## Aim
Copy every entry word for word, but skip the pictures.

## Provided entries

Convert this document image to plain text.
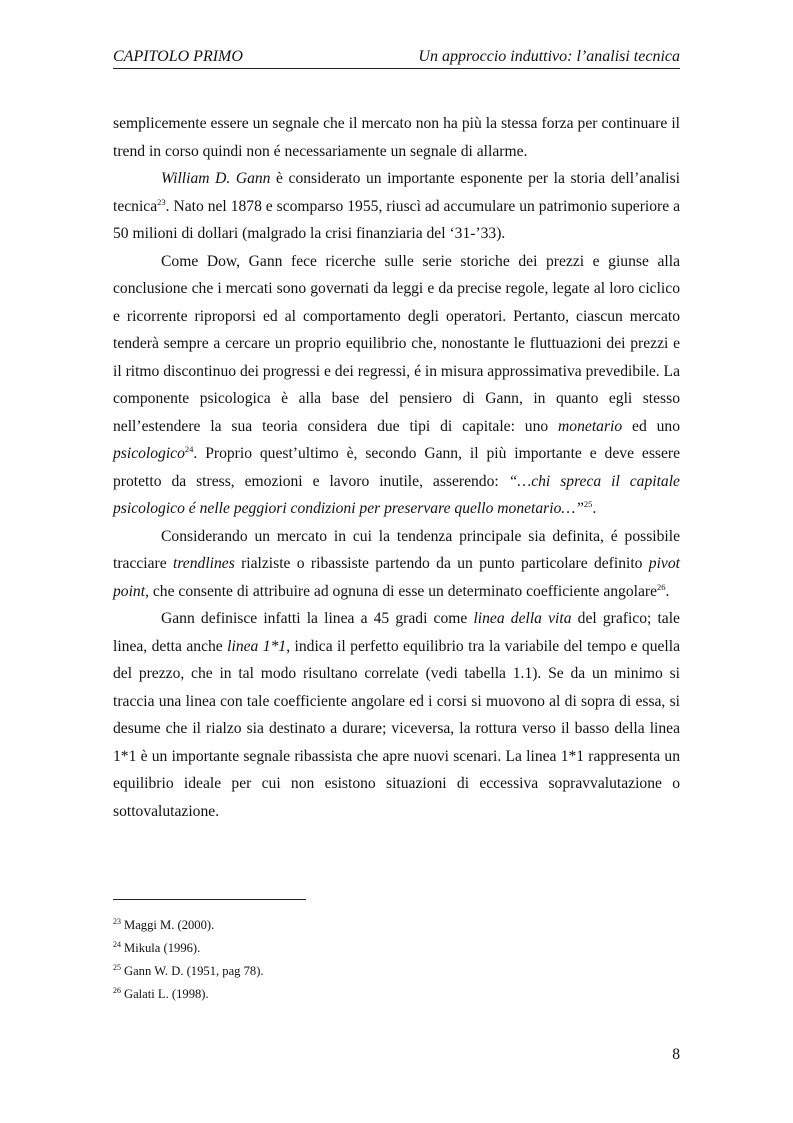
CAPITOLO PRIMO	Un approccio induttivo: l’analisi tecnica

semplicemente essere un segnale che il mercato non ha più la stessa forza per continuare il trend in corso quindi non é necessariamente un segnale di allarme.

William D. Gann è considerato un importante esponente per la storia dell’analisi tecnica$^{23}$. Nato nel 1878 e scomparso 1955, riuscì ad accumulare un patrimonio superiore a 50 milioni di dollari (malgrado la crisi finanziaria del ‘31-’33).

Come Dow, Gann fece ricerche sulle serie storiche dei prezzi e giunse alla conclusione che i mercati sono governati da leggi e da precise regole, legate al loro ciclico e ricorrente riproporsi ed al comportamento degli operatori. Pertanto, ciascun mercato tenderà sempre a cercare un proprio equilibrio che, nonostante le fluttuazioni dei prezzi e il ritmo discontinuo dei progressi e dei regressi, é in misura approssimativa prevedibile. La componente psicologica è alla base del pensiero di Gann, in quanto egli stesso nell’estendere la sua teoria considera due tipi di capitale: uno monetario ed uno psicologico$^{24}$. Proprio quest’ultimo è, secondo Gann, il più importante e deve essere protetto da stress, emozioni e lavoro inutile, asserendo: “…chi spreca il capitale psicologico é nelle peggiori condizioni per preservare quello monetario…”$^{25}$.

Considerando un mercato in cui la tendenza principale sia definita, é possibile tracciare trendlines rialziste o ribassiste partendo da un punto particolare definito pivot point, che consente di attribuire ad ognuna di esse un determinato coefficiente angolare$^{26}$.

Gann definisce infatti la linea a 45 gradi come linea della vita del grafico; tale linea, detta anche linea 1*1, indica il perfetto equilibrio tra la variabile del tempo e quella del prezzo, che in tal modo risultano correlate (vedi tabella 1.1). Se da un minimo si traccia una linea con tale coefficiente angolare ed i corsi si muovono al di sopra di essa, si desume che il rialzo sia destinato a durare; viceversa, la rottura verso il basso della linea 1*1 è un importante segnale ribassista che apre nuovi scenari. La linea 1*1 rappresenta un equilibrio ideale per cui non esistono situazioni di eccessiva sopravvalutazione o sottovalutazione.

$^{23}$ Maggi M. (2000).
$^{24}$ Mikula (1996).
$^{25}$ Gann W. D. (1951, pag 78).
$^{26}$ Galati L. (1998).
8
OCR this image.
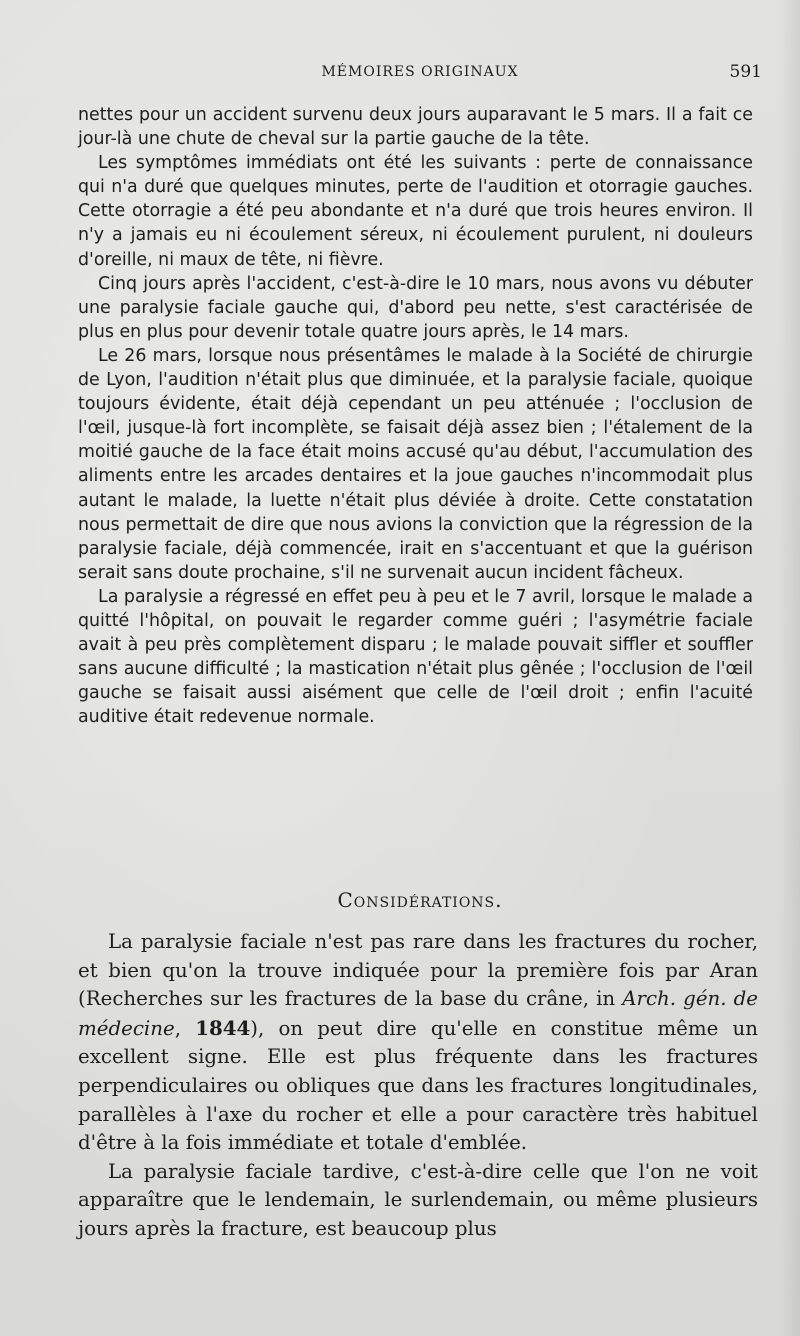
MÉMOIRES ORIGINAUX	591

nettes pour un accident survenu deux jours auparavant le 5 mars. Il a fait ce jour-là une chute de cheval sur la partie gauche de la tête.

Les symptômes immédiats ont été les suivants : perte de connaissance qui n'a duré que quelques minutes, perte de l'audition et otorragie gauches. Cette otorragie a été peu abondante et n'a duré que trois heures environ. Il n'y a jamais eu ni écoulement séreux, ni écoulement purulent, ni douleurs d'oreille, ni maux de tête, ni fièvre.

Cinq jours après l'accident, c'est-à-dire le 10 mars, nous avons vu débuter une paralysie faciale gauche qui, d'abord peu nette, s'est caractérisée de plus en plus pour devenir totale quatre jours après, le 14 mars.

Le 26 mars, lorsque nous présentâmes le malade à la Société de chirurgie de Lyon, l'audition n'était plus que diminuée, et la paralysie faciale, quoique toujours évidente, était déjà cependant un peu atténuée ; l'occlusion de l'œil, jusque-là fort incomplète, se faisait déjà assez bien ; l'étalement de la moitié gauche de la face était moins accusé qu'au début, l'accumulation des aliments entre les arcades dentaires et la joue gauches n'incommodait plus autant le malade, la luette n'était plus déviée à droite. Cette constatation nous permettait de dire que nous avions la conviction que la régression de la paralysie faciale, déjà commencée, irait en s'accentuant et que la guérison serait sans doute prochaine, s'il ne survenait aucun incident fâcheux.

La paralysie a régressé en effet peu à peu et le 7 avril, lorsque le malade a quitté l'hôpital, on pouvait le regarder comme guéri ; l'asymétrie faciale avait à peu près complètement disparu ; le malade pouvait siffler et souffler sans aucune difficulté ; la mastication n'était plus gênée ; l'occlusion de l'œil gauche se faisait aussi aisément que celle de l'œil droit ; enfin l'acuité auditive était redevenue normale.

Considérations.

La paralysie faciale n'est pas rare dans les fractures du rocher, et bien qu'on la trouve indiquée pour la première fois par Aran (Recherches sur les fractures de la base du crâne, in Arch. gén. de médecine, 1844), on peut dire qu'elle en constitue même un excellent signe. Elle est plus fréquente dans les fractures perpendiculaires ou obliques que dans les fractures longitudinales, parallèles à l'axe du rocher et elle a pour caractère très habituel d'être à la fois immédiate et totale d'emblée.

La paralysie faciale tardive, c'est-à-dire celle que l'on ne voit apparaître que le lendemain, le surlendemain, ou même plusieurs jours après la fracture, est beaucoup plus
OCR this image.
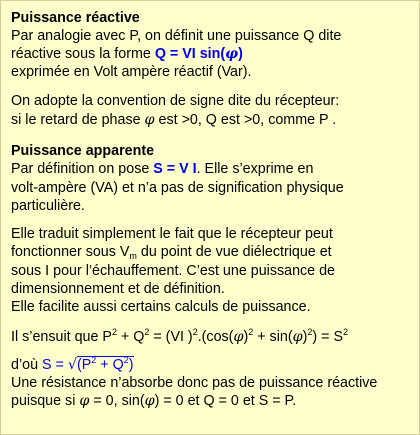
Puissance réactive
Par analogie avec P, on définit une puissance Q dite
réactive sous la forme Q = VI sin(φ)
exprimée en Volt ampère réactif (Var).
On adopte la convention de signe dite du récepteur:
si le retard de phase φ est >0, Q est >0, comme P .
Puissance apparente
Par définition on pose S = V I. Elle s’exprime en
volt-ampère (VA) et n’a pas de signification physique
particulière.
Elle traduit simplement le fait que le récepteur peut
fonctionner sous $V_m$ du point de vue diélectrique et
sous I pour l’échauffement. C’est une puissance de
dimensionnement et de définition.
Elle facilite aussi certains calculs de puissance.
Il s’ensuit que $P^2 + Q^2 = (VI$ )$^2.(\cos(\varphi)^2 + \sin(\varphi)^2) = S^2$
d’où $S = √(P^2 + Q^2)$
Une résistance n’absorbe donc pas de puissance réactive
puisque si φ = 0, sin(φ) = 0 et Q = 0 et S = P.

## Response
Convert this document image to plain text.
CAPITOLO PRIMO	Un approccio induttivo: l’analisi tecnica

semplicemente essere un segnale che il mercato non ha più la stessa forza per continuare il trend in corso quindi non é necessariamente un segnale di allarme.

William D. Gann è considerato un importante esponente per la storia dell’analisi tecnica$^{23}$. Nato nel 1878 e scomparso 1955, riuscì ad accumulare un patrimonio superiore a 50 milioni di dollari (malgrado la crisi finanziaria del ‘31-’33).

Come Dow, Gann fece ricerche sulle serie storiche dei prezzi e giunse alla conclusione che i mercati sono governati da leggi e da precise regole, legate al loro ciclico e ricorrente riproporsi ed al comportamento degli operatori. Pertanto, ciascun mercato tenderà sempre a cercare un proprio equilibrio che, nonostante le fluttuazioni dei prezzi e il ritmo discontinuo dei progressi e dei regressi, é in misura approssimativa prevedibile. La componente psicologica è alla base del pensiero di Gann, in quanto egli stesso nell’estendere la sua teoria considera due tipi di capitale: uno monetario ed uno psicologico$^{24}$. Proprio quest’ultimo è, secondo Gann, il più importante e deve essere protetto da stress, emozioni e lavoro inutile, asserendo: “…chi spreca il capitale psicologico é nelle peggiori condizioni per preservare quello monetario…”$^{25}$.

Considerando un mercato in cui la tendenza principale sia definita, é possibile tracciare trendlines rialziste o ribassiste partendo da un punto particolare definito pivot point, che consente di attribuire ad ognuna di esse un determinato coefficiente angolare$^{26}$.

Gann definisce infatti la linea a 45 gradi come linea della vita del grafico; tale linea, detta anche linea 1*1, indica il perfetto equilibrio tra la variabile del tempo e quella del prezzo, che in tal modo risultano correlate (vedi tabella 1.1). Se da un minimo si traccia una linea con tale coefficiente angolare ed i corsi si muovono al di sopra di essa, si desume che il rialzo sia destinato a durare; viceversa, la rottura verso il basso della linea 1*1 è un importante segnale ribassista che apre nuovi scenari. La linea 1*1 rappresenta un equilibrio ideale per cui non esistono situazioni di eccessiva sopravvalutazione o sottovalutazione.

$^{23}$ Maggi M. (2000).
$^{24}$ Mikula (1996).
$^{25}$ Gann W. D. (1951, pag 78).
$^{26}$ Galati L. (1998).
8
OCR this image.
MÉMOIRES ORIGINAUX	591

nettes pour un accident survenu deux jours auparavant le 5 mars. Il a fait ce jour-là une chute de cheval sur la partie gauche de la tête.

Les symptômes immédiats ont été les suivants : perte de connaissance qui n'a duré que quelques minutes, perte de l'audition et otorragie gauches. Cette otorragie a été peu abondante et n'a duré que trois heures environ. Il n'y a jamais eu ni écoulement séreux, ni écoulement purulent, ni douleurs d'oreille, ni maux de tête, ni fièvre.

Cinq jours après l'accident, c'est-à-dire le 10 mars, nous avons vu débuter une paralysie faciale gauche qui, d'abord peu nette, s'est caractérisée de plus en plus pour devenir totale quatre jours après, le 14 mars.

Le 26 mars, lorsque nous présentâmes le malade à la Société de chirurgie de Lyon, l'audition n'était plus que diminuée, et la paralysie faciale, quoique toujours évidente, était déjà cependant un peu atténuée ; l'occlusion de l'œil, jusque-là fort incomplète, se faisait déjà assez bien ; l'étalement de la moitié gauche de la face était moins accusé qu'au début, l'accumulation des aliments entre les arcades dentaires et la joue gauches n'incommodait plus autant le malade, la luette n'était plus déviée à droite. Cette constatation nous permettait de dire que nous avions la conviction que la régression de la paralysie faciale, déjà commencée, irait en s'accentuant et que la guérison serait sans doute prochaine, s'il ne survenait aucun incident fâcheux.

La paralysie a régressé en effet peu à peu et le 7 avril, lorsque le malade a quitté l'hôpital, on pouvait le regarder comme guéri ; l'asymétrie faciale avait à peu près complètement disparu ; le malade pouvait siffler et souffler sans aucune difficulté ; la mastication n'était plus gênée ; l'occlusion de l'œil gauche se faisait aussi aisément que celle de l'œil droit ; enfin l'acuité auditive était redevenue normale.

Considérations.

La paralysie faciale n'est pas rare dans les fractures du rocher, et bien qu'on la trouve indiquée pour la première fois par Aran (Recherches sur les fractures de la base du crâne, in Arch. gén. de médecine, 1844), on peut dire qu'elle en constitue même un excellent signe. Elle est plus fréquente dans les fractures perpendiculaires ou obliques que dans les fractures longitudinales, parallèles à l'axe du rocher et elle a pour caractère très habituel d'être à la fois immédiate et totale d'emblée.

La paralysie faciale tardive, c'est-à-dire celle que l'on ne voit apparaître que le lendemain, le surlendemain, ou même plusieurs jours après la fracture, est beaucoup plus
OCR this image.
Puissance réactive
Par analogie avec P, on définit une puissance Q dite
réactive sous la forme Q = VI sin(φ)
exprimée en Volt ampère réactif (Var).
On adopte la convention de signe dite du récepteur:
si le retard de phase φ est >0, Q est >0, comme P .
Puissance apparente
Par définition on pose S = V I. Elle s’exprime en
volt-ampère (VA) et n’a pas de signification physique
particulière.
Elle traduit simplement le fait que le récepteur peut
fonctionner sous $V_m$ du point de vue diélectrique et
sous I pour l’échauffement. C’est une puissance de
dimensionnement et de définition.
Elle facilite aussi certains calculs de puissance.
Il s’ensuit que $P^2 + Q^2 = (VI$ )$^2.(\cos(\varphi)^2 + \sin(\varphi)^2) = S^2$
d’où $S = √(P^2 + Q^2)$
Une résistance n’absorbe donc pas de puissance réactive
puisque si φ = 0, sin(φ) = 0 et Q = 0 et S = P.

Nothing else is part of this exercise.